Challenge
Look for the string "一案双查" in every line, and copy each line that has it.

-- start Provided material --

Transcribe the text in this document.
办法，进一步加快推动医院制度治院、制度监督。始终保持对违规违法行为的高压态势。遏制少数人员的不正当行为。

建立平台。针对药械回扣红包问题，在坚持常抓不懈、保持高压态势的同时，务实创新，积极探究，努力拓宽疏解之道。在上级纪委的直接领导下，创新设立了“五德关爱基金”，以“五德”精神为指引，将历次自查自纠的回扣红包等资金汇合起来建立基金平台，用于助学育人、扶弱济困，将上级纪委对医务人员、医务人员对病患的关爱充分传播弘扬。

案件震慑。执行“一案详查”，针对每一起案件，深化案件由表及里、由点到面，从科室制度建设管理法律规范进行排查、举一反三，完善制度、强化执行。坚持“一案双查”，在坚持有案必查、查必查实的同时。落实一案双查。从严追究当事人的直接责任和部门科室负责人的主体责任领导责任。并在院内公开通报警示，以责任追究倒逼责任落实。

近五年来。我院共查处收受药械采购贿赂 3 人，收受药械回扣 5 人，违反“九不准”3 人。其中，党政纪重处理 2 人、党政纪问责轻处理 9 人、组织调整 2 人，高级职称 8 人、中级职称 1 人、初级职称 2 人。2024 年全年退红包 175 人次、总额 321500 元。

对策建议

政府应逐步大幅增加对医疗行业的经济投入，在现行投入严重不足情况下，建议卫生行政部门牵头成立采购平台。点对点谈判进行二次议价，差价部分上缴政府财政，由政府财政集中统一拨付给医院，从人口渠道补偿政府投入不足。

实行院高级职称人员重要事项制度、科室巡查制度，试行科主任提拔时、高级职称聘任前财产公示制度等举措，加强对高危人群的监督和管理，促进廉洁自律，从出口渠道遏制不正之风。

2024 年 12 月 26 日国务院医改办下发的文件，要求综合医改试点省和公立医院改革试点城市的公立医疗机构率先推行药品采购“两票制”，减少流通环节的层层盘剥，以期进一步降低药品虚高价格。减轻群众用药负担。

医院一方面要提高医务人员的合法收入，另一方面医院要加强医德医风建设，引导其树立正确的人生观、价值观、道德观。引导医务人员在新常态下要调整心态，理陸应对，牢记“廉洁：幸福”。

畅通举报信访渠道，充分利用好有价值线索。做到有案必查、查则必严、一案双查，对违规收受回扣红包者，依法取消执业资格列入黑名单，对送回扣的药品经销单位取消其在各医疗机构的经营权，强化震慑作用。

-- end Provided material --

Exercise response
案件震慑。执行“一案详查”，针对每一起案件，深化案件由表及里、由点到面，从科室制度建设管理法律规范进行排查、举一反三，完善制度、强化执行。坚持“一案双查”，在坚持有案必查、查必查实的同时。落实一案双查。从严追究当事人的直接责任和部门科室负责人的主体责任领导责任。并在院内公开通报警示，以责任追究倒逼责任落实。
畅通举报信访渠道，充分利用好有价值线索。做到有案必查、查则必严、一案双查，对违规收受回扣红包者，依法取消执业资格列入黑名单，对送回扣的药品经销单位取消其在各医疗机构的经营权，强化震慑作用。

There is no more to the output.